* **What to work on**:
From the material below, list every line containing "color".

━━━ Entries supplied

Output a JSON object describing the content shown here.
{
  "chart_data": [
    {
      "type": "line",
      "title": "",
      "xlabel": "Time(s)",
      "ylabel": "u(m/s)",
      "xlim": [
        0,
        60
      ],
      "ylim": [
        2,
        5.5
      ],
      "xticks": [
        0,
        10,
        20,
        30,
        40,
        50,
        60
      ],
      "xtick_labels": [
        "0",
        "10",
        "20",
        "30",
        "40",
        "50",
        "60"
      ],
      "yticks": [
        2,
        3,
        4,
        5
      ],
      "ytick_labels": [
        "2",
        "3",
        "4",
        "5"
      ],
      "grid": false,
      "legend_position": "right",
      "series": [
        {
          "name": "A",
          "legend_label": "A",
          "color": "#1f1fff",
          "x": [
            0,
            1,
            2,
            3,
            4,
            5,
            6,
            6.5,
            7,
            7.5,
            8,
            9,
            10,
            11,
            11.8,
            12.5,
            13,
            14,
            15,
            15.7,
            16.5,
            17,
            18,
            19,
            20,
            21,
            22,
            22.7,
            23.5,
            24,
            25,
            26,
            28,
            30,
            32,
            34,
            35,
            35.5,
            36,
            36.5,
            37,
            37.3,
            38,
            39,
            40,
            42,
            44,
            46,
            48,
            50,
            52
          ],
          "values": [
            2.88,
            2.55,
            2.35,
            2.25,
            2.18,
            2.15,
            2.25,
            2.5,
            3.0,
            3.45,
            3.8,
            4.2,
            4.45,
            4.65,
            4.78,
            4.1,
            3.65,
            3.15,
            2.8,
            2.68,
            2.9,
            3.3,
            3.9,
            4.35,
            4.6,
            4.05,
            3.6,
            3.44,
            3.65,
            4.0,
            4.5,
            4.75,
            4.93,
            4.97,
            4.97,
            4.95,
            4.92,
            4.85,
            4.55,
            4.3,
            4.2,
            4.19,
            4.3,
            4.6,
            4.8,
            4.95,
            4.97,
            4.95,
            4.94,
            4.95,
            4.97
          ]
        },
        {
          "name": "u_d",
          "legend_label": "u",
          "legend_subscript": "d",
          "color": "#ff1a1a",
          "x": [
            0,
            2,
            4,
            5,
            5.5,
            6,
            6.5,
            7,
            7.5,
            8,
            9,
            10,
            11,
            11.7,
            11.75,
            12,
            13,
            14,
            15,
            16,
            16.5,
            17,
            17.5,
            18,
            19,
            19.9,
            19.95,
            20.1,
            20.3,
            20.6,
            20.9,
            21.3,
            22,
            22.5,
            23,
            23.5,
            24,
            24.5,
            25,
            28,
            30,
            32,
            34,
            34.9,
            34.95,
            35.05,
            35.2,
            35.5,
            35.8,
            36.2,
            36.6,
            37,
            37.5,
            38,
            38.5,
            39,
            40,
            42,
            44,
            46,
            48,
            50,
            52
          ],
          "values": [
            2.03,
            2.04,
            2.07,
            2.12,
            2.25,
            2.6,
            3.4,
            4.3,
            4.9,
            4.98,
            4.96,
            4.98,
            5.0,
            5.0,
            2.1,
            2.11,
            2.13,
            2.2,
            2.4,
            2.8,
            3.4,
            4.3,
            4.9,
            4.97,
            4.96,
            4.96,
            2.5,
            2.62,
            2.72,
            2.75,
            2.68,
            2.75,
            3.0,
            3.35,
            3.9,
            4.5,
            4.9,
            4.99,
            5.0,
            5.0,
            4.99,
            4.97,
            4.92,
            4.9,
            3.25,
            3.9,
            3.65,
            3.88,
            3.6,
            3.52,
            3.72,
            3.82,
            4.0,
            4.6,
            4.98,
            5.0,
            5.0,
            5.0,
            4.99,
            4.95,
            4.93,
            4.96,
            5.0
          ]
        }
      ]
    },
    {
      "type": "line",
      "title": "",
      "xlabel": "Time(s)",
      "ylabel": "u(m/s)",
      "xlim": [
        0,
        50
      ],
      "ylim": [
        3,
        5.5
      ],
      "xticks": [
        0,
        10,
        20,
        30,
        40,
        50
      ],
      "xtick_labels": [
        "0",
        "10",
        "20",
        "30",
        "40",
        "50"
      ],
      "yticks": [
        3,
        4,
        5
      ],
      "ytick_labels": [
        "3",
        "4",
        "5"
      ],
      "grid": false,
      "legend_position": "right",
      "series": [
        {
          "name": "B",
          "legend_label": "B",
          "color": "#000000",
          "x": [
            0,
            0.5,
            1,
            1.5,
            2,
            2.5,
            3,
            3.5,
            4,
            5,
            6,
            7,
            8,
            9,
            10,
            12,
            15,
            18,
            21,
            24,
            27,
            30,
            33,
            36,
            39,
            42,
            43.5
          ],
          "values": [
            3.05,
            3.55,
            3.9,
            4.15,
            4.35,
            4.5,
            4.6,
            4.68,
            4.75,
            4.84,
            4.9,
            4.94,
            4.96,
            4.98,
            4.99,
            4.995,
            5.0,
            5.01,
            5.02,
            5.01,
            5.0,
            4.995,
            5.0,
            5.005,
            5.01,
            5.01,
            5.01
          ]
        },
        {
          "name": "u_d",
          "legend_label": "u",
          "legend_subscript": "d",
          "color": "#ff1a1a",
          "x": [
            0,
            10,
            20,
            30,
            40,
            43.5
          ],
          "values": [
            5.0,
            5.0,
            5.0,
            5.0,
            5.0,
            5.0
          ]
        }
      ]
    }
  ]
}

━━━━━━

* **Answer to the problem**:
          "color": "#1f1fff",
          "color": "#ff1a1a",
          "color": "#000000",
          "color": "#ff1a1a",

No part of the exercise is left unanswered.